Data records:
== == ==
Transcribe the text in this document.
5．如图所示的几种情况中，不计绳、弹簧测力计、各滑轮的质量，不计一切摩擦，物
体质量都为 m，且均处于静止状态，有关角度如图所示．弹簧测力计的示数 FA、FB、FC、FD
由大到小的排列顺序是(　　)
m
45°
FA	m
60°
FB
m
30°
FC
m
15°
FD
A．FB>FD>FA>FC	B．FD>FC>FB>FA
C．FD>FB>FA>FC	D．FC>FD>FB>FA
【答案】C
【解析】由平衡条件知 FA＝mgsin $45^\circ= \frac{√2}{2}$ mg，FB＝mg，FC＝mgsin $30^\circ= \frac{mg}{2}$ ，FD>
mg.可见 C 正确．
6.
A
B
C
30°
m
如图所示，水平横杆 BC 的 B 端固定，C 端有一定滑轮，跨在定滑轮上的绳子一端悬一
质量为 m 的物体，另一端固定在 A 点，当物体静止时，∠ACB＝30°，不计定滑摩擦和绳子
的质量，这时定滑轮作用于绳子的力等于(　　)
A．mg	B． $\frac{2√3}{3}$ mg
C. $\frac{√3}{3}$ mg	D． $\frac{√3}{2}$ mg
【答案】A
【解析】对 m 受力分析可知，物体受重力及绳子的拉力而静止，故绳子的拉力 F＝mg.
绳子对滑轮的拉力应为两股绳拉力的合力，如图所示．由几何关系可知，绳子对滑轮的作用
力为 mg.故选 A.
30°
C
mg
== == ==
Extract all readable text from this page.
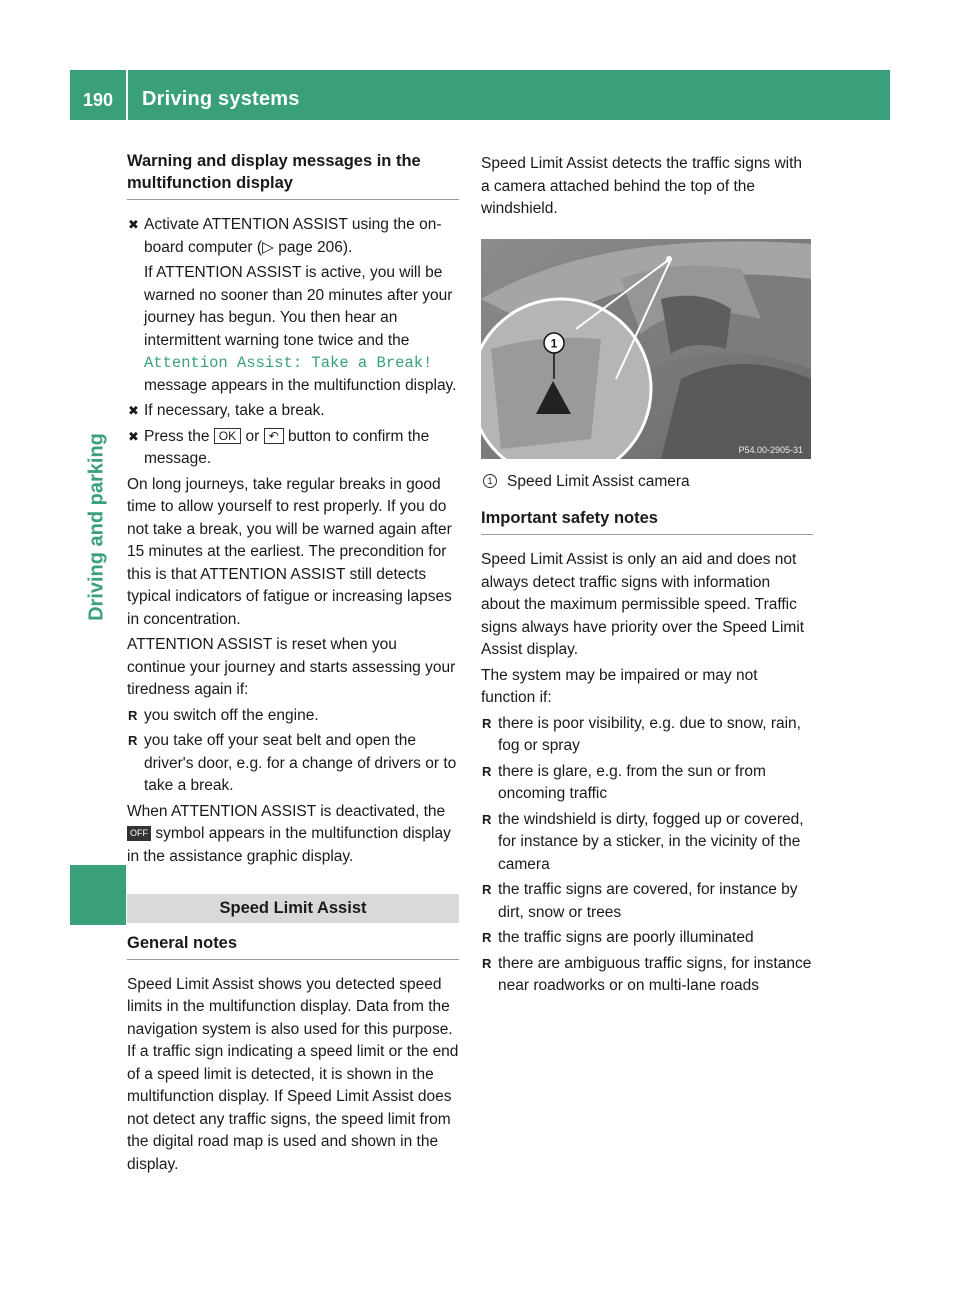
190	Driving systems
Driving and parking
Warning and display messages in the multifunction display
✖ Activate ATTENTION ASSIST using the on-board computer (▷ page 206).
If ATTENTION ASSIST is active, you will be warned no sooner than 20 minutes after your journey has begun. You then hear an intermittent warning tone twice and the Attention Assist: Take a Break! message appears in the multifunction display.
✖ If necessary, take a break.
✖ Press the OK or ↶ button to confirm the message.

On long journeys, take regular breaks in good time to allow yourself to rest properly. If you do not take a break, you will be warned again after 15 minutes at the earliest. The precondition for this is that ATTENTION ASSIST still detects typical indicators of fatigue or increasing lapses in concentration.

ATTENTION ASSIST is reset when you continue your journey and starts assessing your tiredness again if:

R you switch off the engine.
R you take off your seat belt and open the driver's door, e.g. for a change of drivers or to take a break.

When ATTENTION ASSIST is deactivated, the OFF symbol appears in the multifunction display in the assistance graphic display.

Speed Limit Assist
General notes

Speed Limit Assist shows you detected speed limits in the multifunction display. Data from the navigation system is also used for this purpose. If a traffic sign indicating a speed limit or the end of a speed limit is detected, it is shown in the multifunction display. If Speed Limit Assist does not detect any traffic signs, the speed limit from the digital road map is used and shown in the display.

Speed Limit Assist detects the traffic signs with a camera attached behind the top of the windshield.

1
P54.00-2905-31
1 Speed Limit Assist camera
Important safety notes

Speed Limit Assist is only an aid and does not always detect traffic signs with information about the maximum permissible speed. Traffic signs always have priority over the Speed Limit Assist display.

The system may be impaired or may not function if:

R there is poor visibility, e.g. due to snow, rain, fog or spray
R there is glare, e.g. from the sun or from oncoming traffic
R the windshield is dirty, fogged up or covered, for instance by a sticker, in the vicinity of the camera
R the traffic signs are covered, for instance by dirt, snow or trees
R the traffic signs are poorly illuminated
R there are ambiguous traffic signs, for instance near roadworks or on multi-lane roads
== == ==
DIRECTIONS FOR THIS TASK: Scan the listing above for the word "warned" and show each line where it is found.

ANSWER TO THIS PROBLEM:
If ATTENTION ASSIST is active, you will be warned no sooner than 20 minutes after your journey has begun. You then hear an intermittent warning tone twice and the Attention Assist: Take a Break! message appears in the multifunction display.
On long journeys, take regular breaks in good time to allow yourself to rest properly. If you do not take a break, you will be warned again after 15 minutes at the earliest. The precondition for this is that ATTENTION ASSIST still detects typical indicators of fatigue or increasing lapses in concentration.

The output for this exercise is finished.